_Exercise_.
Images must not appear in your copy; reproduce every other part of the records exactly.

--- Records for processing ---

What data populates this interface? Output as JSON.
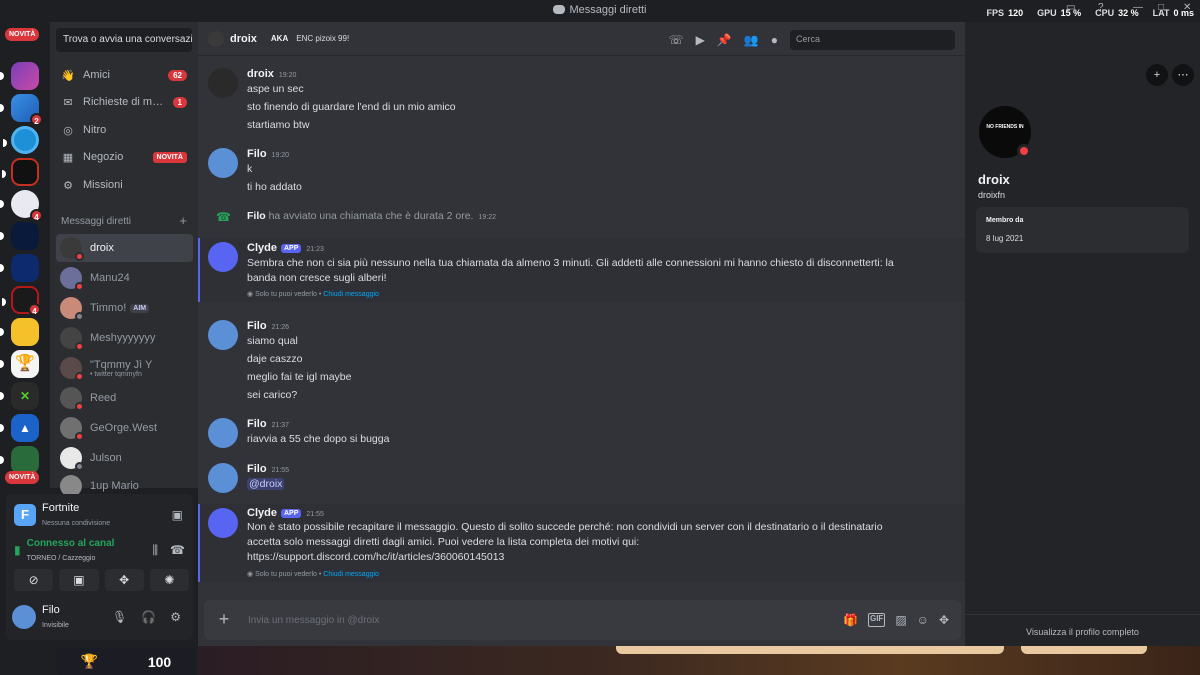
{
  "window": {
    "title": "Messaggi diretti"
  },
  "overlay": {
    "fps_label": "FPS",
    "fps": "120",
    "gpu_label": "GPU",
    "gpu": "15 %",
    "cpu_label": "CPU",
    "cpu": "32 %",
    "lat_label": "LAT",
    "lat": "0 ms"
  },
  "rail": {
    "new_label": "NOVITÀ",
    "new_label_bottom": "NOVITÀ",
    "badges": [
      "2",
      "4",
      "4"
    ]
  },
  "sidebar": {
    "search_label": "Trova o avvia una conversazione",
    "nav": [
      {
        "label": "Amici",
        "count": "62"
      },
      {
        "label": "Richieste di messaggi",
        "count": "1"
      },
      {
        "label": "Nitro"
      },
      {
        "label": "Negozio",
        "tag": "NOVITÀ"
      },
      {
        "label": "Missioni"
      }
    ],
    "dm_header": "Messaggi diretti",
    "dms": [
      {
        "name": "droix"
      },
      {
        "name": "Manu24"
      },
      {
        "name": "Timmo!",
        "tag": "AIM"
      },
      {
        "name": "Meshyyyyyyy"
      },
      {
        "name": "\"Tqmmy Jì Y",
        "sub": "• twitter tqmmyfn"
      },
      {
        "name": "Reed"
      },
      {
        "name": "GeOrge.West"
      },
      {
        "name": "Julson"
      },
      {
        "name": "1up Mario"
      }
    ]
  },
  "panel": {
    "game_title": "Fortnite",
    "game_status": "Nessuna condivisione",
    "voice_title": "Connesso al canal",
    "voice_sub": "TORNEO / Cazzeggio",
    "user_name": "Filo",
    "user_status": "Invisibile",
    "trophies": "100"
  },
  "chat": {
    "header_name": "droix",
    "aka_label": "AKA",
    "aka_value": "ENC pizoix 99!",
    "search_placeholder": "Cerca",
    "composer_placeholder": "Invia un messaggio in @droix",
    "messages": [
      {
        "author": "droix",
        "time": "19:20",
        "lines": [
          "aspe un sec",
          "sto finendo di guardare l'end di un mio amico",
          "startiamo btw"
        ]
      },
      {
        "author": "Filo",
        "time": "19:20",
        "lines": [
          "k",
          "ti ho addato"
        ]
      },
      {
        "system_author": "Filo",
        "system_text": " ha avviato una chiamata che è durata 2 ore.",
        "time": "19:22"
      },
      {
        "author": "Clyde",
        "app": "APP",
        "time": "21:23",
        "lines": [
          "Sembra che non ci sia più nessuno nella tua chiamata da almeno 3 minuti. Gli addetti alle connessioni mi hanno chiesto di disconnetterti: la",
          "banda non cresce sugli alberi!"
        ],
        "note": "Solo tu puoi vederlo",
        "note_sep": " • ",
        "note_link": "Chiudi messaggio"
      },
      {
        "author": "Filo",
        "time": "21:26",
        "lines": [
          "siamo qual",
          "daje caszzo",
          "meglio fai te igl maybe",
          "sei carico?"
        ]
      },
      {
        "author": "Filo",
        "time": "21:37",
        "lines": [
          "riavvia a 55 che dopo si bugga"
        ]
      },
      {
        "author": "Filo",
        "time": "21:55",
        "mention": "@droix"
      },
      {
        "author": "Clyde",
        "app": "APP",
        "time": "21:55",
        "lines": [
          "Non è stato possibile recapitare il messaggio. Questo di solito succede perché: non condividi un server con il destinatario o il destinatario",
          "accetta solo messaggi diretti dagli amici. Puoi vedere la lista completa dei motivi qui:"
        ],
        "link": "https://support.discord.com/hc/it/articles/360060145013",
        "note": "Solo tu puoi vederlo",
        "note_sep": " • ",
        "note_link": "Chiudi messaggio"
      }
    ]
  },
  "profile": {
    "name": "droix",
    "username": "droixfn",
    "member_label": "Membro da",
    "member_date": "8 lug 2021",
    "avatar_text": "NO FRIENDS IN",
    "full_profile": "Visualizza il profilo completo"
  },
  "colors": {
    "accent": "#5865f2",
    "danger": "#da373c",
    "online": "#23a55a",
    "link": "#00a8fc"
  }
}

---

_The result_.
What data populates this interface? Output as JSON.
{
  "window": {
    "title": "Messaggi diretti"
  },
  "overlay": {
    "fps_label": "FPS",
    "fps": "120",
    "gpu_label": "GPU",
    "gpu": "15 %",
    "cpu_label": "CPU",
    "cpu": "32 %",
    "lat_label": "LAT",
    "lat": "0 ms"
  },
  "rail": {
    "new_label": "NOVITÀ",
    "new_label_bottom": "NOVITÀ",
    "badges": [
      "2",
      "4",
      "4"
    ]
  },
  "sidebar": {
    "search_label": "Trova o avvia una conversazione",
    "nav": [
      {
        "label": "Amici",
        "count": "62"
      },
      {
        "label": "Richieste di messaggi",
        "count": "1"
      },
      {
        "label": "Nitro"
      },
      {
        "label": "Negozio",
        "tag": "NOVITÀ"
      },
      {
        "label": "Missioni"
      }
    ],
    "dm_header": "Messaggi diretti",
    "dms": [
      {
        "name": "droix"
      },
      {
        "name": "Manu24"
      },
      {
        "name": "Timmo!",
        "tag": "AIM"
      },
      {
        "name": "Meshyyyyyyy"
      },
      {
        "name": "\"Tqmmy Jì Y",
        "sub": "• twitter tqmmyfn"
      },
      {
        "name": "Reed"
      },
      {
        "name": "GeOrge.West"
      },
      {
        "name": "Julson"
      },
      {
        "name": "1up Mario"
      }
    ]
  },
  "panel": {
    "game_title": "Fortnite",
    "game_status": "Nessuna condivisione",
    "voice_title": "Connesso al canal",
    "voice_sub": "TORNEO / Cazzeggio",
    "user_name": "Filo",
    "user_status": "Invisibile",
    "trophies": "100"
  },
  "chat": {
    "header_name": "droix",
    "aka_label": "AKA",
    "aka_value": "ENC pizoix 99!",
    "search_placeholder": "Cerca",
    "composer_placeholder": "Invia un messaggio in @droix",
    "messages": [
      {
        "author": "droix",
        "time": "19:20",
        "lines": [
          "aspe un sec",
          "sto finendo di guardare l'end di un mio amico",
          "startiamo btw"
        ]
      },
      {
        "author": "Filo",
        "time": "19:20",
        "lines": [
          "k",
          "ti ho addato"
        ]
      },
      {
        "system_author": "Filo",
        "system_text": " ha avviato una chiamata che è durata 2 ore.",
        "time": "19:22"
      },
      {
        "author": "Clyde",
        "app": "APP",
        "time": "21:23",
        "lines": [
          "Sembra che non ci sia più nessuno nella tua chiamata da almeno 3 minuti. Gli addetti alle connessioni mi hanno chiesto di disconnetterti: la",
          "banda non cresce sugli alberi!"
        ],
        "note": "Solo tu puoi vederlo",
        "note_sep": " • ",
        "note_link": "Chiudi messaggio"
      },
      {
        "author": "Filo",
        "time": "21:26",
        "lines": [
          "siamo qual",
          "daje caszzo",
          "meglio fai te igl maybe",
          "sei carico?"
        ]
      },
      {
        "author": "Filo",
        "time": "21:37",
        "lines": [
          "riavvia a 55 che dopo si bugga"
        ]
      },
      {
        "author": "Filo",
        "time": "21:55",
        "mention": "@droix"
      },
      {
        "author": "Clyde",
        "app": "APP",
        "time": "21:55",
        "lines": [
          "Non è stato possibile recapitare il messaggio. Questo di solito succede perché: non condividi un server con il destinatario o il destinatario",
          "accetta solo messaggi diretti dagli amici. Puoi vedere la lista completa dei motivi qui:"
        ],
        "link": "https://support.discord.com/hc/it/articles/360060145013",
        "note": "Solo tu puoi vederlo",
        "note_sep": " • ",
        "note_link": "Chiudi messaggio"
      }
    ]
  },
  "profile": {
    "name": "droix",
    "username": "droixfn",
    "member_label": "Membro da",
    "member_date": "8 lug 2021",
    "avatar_text": "NO FRIENDS IN",
    "full_profile": "Visualizza il profilo completo"
  },
  "colors": {
    "accent": "#5865f2",
    "danger": "#da373c",
    "online": "#23a55a",
    "link": "#00a8fc"
  }
}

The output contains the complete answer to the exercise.